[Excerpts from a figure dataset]

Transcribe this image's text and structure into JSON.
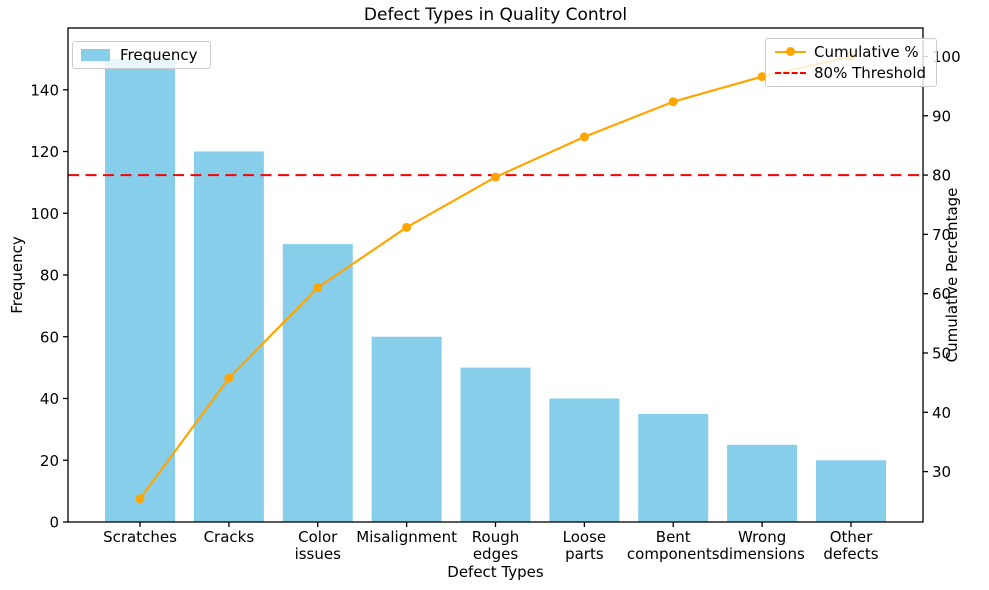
{
  "colors": {
    "bar": "#87CEEB",
    "cumulative_line": "#FFA500",
    "threshold_line": "#FF0000",
    "text": "#000000",
    "frame": "#000000",
    "legend_border": "#cccccc"
  },
  "chart_data": {
    "type": "bar",
    "subtype": "pareto (bars + cumulative line, dual y-axis)",
    "title": "Defect Types in Quality Control",
    "xlabel": "Defect Types",
    "ylabel_left": "Frequency",
    "ylabel_right": "Cumulative Percentage",
    "grid": false,
    "categories": [
      "Scratches",
      "Cracks",
      "Color\nissues",
      "Misalignment",
      "Rough\nedges",
      "Loose\nparts",
      "Bent\ncomponents",
      "Wrong\ndimensions",
      "Other\ndefects"
    ],
    "series": [
      {
        "name": "Frequency",
        "type": "bar",
        "axis": "left",
        "color": "#87CEEB",
        "values": [
          150,
          120,
          90,
          60,
          50,
          40,
          35,
          25,
          20
        ]
      },
      {
        "name": "Cumulative %",
        "type": "line",
        "axis": "right",
        "color": "#FFA500",
        "marker": "circle",
        "values": [
          25.42,
          45.76,
          61.02,
          71.19,
          79.66,
          86.44,
          92.37,
          96.61,
          100.0
        ]
      }
    ],
    "threshold_line": {
      "label": "80% Threshold",
      "value": 80,
      "color": "#FF0000",
      "style": "dashed"
    },
    "yticks_left": [
      0,
      20,
      40,
      60,
      80,
      100,
      120,
      140
    ],
    "yticks_right": [
      30,
      40,
      50,
      60,
      70,
      80,
      90,
      100
    ],
    "ylim_left": [
      0,
      160
    ],
    "ylim_right": [
      21.5,
      104.8
    ],
    "legend_left": {
      "position": "upper-left",
      "items": [
        {
          "label": "Frequency",
          "swatch": "bar-patch",
          "color": "#87CEEB"
        }
      ]
    },
    "legend_right": {
      "position": "upper-right",
      "items": [
        {
          "label": "Cumulative %",
          "swatch": "line-with-marker",
          "color": "#FFA500"
        },
        {
          "label": "80% Threshold",
          "swatch": "dashed-line",
          "color": "#FF0000"
        }
      ]
    }
  }
}
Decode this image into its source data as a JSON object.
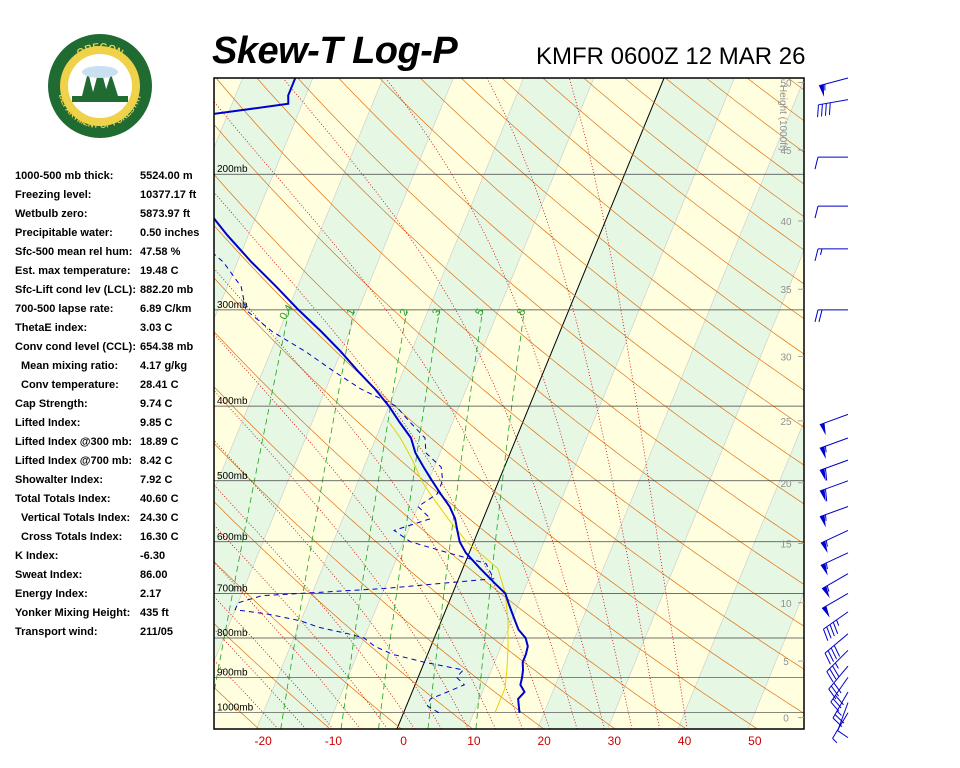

» **What you have to do**: Print all the records again exactly; do not include any picture.

» **Response below**:
Transcribe this image's text and structure into JSON.
{
  "colors": {
    "bar": "#87CEEB",
    "cumulative_line": "#FFA500",
    "threshold_line": "#FF0000",
    "text": "#000000",
    "frame": "#000000",
    "legend_border": "#cccccc"
  },
  "chart_data": {
    "type": "bar",
    "subtype": "pareto (bars + cumulative line, dual y-axis)",
    "title": "Defect Types in Quality Control",
    "xlabel": "Defect Types",
    "ylabel_left": "Frequency",
    "ylabel_right": "Cumulative Percentage",
    "grid": false,
    "categories": [
      "Scratches",
      "Cracks",
      "Color\nissues",
      "Misalignment",
      "Rough\nedges",
      "Loose\nparts",
      "Bent\ncomponents",
      "Wrong\ndimensions",
      "Other\ndefects"
    ],
    "series": [
      {
        "name": "Frequency",
        "type": "bar",
        "axis": "left",
        "color": "#87CEEB",
        "values": [
          150,
          120,
          90,
          60,
          50,
          40,
          35,
          25,
          20
        ]
      },
      {
        "name": "Cumulative %",
        "type": "line",
        "axis": "right",
        "color": "#FFA500",
        "marker": "circle",
        "values": [
          25.42,
          45.76,
          61.02,
          71.19,
          79.66,
          86.44,
          92.37,
          96.61,
          100.0
        ]
      }
    ],
    "threshold_line": {
      "label": "80% Threshold",
      "value": 80,
      "color": "#FF0000",
      "style": "dashed"
    },
    "yticks_left": [
      0,
      20,
      40,
      60,
      80,
      100,
      120,
      140
    ],
    "yticks_right": [
      30,
      40,
      50,
      60,
      70,
      80,
      90,
      100
    ],
    "ylim_left": [
      0,
      160
    ],
    "ylim_right": [
      21.5,
      104.8
    ],
    "legend_left": {
      "position": "upper-left",
      "items": [
        {
          "label": "Frequency",
          "swatch": "bar-patch",
          "color": "#87CEEB"
        }
      ]
    },
    "legend_right": {
      "position": "upper-right",
      "items": [
        {
          "label": "Cumulative %",
          "swatch": "line-with-marker",
          "color": "#FFA500"
        },
        {
          "label": "80% Threshold",
          "swatch": "dashed-line",
          "color": "#FF0000"
        }
      ]
    }
  }
}
Decode this image into its source data as a JSON object.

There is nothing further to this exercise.